» **Stated goal**:
Below are some records. Copy every line in them that holds "Percussion".

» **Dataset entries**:
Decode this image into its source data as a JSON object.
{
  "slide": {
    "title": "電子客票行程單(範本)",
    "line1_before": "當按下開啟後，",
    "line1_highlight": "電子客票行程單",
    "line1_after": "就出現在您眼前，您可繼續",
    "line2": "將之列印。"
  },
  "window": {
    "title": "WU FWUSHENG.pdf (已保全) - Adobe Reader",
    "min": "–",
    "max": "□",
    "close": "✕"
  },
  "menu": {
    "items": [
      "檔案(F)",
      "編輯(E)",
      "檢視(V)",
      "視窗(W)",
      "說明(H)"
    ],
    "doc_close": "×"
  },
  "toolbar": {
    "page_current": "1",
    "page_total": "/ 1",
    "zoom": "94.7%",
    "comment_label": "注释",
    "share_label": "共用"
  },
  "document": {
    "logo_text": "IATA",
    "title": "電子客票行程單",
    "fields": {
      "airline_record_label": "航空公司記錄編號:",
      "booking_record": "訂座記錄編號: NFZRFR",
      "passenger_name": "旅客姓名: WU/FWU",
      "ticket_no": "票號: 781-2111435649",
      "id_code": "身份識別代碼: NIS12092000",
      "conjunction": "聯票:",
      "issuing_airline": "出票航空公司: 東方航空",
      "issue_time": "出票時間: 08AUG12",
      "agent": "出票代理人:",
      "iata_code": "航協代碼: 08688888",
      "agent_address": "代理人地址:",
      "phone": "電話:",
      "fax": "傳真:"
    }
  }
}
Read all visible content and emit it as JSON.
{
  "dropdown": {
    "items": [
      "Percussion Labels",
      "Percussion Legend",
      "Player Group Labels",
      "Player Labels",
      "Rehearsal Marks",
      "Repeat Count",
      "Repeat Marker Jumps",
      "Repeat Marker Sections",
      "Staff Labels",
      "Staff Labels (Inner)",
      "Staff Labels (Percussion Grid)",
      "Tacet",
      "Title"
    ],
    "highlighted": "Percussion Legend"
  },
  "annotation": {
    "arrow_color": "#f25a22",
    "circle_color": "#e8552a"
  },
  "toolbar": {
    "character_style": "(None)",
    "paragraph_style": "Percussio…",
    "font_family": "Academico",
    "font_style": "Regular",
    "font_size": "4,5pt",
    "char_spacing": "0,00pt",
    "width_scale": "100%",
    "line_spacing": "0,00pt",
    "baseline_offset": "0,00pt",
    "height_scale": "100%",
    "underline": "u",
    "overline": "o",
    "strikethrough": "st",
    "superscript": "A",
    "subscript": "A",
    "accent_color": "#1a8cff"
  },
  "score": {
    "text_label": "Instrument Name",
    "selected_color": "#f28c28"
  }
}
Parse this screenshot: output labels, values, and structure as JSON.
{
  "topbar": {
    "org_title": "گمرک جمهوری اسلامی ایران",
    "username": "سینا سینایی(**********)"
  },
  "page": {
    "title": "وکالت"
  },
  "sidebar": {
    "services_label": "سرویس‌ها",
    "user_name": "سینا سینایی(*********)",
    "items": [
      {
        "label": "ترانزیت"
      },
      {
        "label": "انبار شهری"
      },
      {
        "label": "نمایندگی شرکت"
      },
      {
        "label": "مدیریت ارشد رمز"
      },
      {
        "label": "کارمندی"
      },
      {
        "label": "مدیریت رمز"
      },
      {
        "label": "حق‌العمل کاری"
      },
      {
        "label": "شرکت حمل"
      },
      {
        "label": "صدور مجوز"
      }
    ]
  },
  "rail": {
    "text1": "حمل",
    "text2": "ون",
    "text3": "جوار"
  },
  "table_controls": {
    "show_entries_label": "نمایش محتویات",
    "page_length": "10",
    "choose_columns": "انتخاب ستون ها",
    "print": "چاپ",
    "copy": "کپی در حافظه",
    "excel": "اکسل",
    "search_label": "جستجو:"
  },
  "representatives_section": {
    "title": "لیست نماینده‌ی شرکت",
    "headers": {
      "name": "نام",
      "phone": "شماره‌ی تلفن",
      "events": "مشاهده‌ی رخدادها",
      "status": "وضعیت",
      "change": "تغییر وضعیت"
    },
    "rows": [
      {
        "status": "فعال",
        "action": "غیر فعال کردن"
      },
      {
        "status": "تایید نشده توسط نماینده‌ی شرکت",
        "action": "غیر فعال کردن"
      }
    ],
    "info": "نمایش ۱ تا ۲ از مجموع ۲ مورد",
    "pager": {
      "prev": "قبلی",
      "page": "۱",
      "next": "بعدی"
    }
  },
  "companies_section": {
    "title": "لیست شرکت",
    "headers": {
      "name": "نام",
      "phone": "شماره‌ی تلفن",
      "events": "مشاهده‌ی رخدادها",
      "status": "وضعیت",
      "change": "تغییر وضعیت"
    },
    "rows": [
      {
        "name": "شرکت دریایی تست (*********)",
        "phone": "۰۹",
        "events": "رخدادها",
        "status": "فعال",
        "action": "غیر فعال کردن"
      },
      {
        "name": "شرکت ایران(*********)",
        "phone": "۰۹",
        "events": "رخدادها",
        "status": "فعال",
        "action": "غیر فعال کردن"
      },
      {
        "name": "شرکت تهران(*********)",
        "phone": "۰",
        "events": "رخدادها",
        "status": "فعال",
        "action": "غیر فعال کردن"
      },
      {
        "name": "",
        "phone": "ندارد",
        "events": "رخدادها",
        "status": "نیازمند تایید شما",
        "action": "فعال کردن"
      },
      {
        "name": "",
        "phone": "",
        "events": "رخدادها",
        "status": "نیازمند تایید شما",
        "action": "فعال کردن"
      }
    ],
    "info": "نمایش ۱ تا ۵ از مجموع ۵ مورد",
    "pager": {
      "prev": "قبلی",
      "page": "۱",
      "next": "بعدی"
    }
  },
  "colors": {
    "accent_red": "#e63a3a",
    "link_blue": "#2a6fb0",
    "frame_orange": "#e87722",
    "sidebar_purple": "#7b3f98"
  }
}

» **Answer to the exercise**:
      "Percussion Labels",
      "Percussion Legend",
      "Staff Labels (Percussion Grid)",
    "highlighted": "Percussion Legend"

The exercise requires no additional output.